• [Task item A] According to the passage on Carolyn Dawn Johnson, which record label signed her in 2000?
• [Task item B] Retype the Carolyn Dawn Johnson passage from "In 2001, Johnson" up to and including "in the U.S. .".

Background information
- Born: April 30, 1971 (age 55) Grande Prairie, Alberta, Canada
- Genres: Country
- Occupation: Singer-songwriter
- Instruments: Vocals; acoustic guitar; piano;
- Years active: 1999 – present
- Labels: Arista Nashville; Angeline; Equity; Dancing Lily Music;
- Website: www.cdj.com/wired

= Carolyn Dawn Johnson =

Canadian singer-songwriter (born 1971)

Carolyn Dawn Johnson (born April 30, 1971) is a Canadian country music singer-songwriter. Johnson co-wrote Chely Wright's 1999 single, "Single White Female," which reached number one on the Billboard Hot Country Singles & Tracks chart in September 1999. Johnson was signed, in 2000, to record label Arista Nashville.

In 2001, Johnson released her debut album Room with a View. The album's first single "Georgia" reached No. 4 on the RPM Canadian Country Singles Chart for the week of November 6, 2000. "Complicated" was a Top Five hit on the U.S. Billboard Hot Country Singles & Tracks chart. Her next single ("I Don't Want You to Go") was a Top Ten hit in the U.S. .

==Biography==

===Early life and music===
Carolyn Dawn Johnson was born in Grande Prairie, Alberta to John Johnson, a farmer and operator of a seed-cleaning business, and Loretta Johnson, a supervisor of a home for senior citizens. Johnson was raised on a farm in Deadwood, Alberta with two brothers, late older brother Derwin, who died due to an undisclosed illness on Christmas Eve in 1998, and brother Greg.

Johnson was passionate about music from a young age and even asked her mother how anyone could live without it. She sang at a church and started playing the piano at the age of five, learning from her pastor's wife, Evangeline Thiessen. Her parents played country music records by Jim Reeves and Don Williams at home and as she got older, her musical interests diversified as she listened to artists like ABBA, Charley Pride, Fleetwood Mac and Marty Stuart among others. The family later moved to Westlock, Alberta and Johnson attended RF Staples High School there. During her high school years, she learned to play the clarinet, flute and saxophone. She kept up her piano lessons largely in part due to Thiessan sending books and encouraging letters to her. Her high school teachers were not as encouraging and caused her to turn away from music for a while and turn to science, a period in her life which she called "a stain in her heart".

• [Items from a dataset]

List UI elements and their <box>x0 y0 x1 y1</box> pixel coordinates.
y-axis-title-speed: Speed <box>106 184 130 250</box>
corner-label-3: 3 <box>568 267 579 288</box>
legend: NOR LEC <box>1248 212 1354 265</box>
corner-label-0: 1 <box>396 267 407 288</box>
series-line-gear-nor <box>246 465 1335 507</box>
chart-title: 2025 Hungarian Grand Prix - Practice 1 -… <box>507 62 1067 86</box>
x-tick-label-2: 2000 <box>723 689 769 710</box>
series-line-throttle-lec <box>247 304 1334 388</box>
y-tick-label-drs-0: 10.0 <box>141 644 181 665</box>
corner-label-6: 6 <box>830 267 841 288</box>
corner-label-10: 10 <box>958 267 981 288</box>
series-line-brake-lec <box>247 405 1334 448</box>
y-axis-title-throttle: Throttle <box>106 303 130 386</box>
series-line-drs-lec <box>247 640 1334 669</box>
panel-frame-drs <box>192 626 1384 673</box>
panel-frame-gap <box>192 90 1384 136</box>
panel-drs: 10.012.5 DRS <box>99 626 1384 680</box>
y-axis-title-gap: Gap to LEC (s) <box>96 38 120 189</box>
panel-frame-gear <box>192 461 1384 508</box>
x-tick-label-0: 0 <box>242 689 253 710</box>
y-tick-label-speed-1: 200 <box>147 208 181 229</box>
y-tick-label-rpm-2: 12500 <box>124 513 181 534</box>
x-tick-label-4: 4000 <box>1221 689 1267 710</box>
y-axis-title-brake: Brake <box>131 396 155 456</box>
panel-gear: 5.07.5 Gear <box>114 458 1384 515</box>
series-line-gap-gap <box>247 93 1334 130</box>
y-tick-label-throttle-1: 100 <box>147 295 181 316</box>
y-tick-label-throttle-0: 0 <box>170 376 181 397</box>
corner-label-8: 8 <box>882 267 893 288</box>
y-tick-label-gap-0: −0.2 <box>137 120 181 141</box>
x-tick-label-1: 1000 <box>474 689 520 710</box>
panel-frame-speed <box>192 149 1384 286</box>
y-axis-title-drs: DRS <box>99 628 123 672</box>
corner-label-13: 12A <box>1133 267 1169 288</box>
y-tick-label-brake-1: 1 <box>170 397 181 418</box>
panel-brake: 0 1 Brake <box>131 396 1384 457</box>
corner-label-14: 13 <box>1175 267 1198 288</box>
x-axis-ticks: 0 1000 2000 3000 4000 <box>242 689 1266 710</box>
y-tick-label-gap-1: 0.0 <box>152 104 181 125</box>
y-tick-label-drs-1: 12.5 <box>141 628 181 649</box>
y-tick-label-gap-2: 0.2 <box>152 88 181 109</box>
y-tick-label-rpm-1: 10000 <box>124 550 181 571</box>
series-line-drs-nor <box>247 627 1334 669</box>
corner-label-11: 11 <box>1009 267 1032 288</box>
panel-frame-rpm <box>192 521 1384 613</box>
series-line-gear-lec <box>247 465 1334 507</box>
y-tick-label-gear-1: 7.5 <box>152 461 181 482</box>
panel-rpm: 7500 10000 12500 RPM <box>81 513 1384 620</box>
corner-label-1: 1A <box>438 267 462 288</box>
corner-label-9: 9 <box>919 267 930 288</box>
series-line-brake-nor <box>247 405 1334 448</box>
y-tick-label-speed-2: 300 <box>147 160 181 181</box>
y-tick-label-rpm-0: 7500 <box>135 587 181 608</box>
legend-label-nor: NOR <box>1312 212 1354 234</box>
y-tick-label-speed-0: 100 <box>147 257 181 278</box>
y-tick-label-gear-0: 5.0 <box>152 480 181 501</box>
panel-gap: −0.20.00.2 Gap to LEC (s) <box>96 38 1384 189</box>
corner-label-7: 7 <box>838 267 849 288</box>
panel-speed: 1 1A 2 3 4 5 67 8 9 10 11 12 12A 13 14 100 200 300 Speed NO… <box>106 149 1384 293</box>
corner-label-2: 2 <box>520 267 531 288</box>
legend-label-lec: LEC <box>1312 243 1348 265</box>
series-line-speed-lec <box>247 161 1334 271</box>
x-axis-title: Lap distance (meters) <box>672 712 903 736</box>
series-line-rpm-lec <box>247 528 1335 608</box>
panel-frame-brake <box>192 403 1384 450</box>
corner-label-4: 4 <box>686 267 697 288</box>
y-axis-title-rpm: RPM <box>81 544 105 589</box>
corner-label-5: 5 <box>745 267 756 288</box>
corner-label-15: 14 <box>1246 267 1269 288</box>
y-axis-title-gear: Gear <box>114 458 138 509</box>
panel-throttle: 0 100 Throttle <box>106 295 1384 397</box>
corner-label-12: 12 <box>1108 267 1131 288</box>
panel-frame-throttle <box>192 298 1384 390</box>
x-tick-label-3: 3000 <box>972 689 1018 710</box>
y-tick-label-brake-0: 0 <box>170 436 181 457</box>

• [Exercise answer A] Arista Nashville

• [Exercise answer B]
In 2001, Johnson released her debut album Room with a View. The album's first single "Georgia" reached No. 4 on the RPM Canadian Country Singles Chart for the week of November 6, 2000. "Complicated" was a Top Five hit on the U.S. Billboard Hot Country Singles & Tracks chart. Her next single ("I Don't Want You to Go") was a Top Ten hit in the U.S. .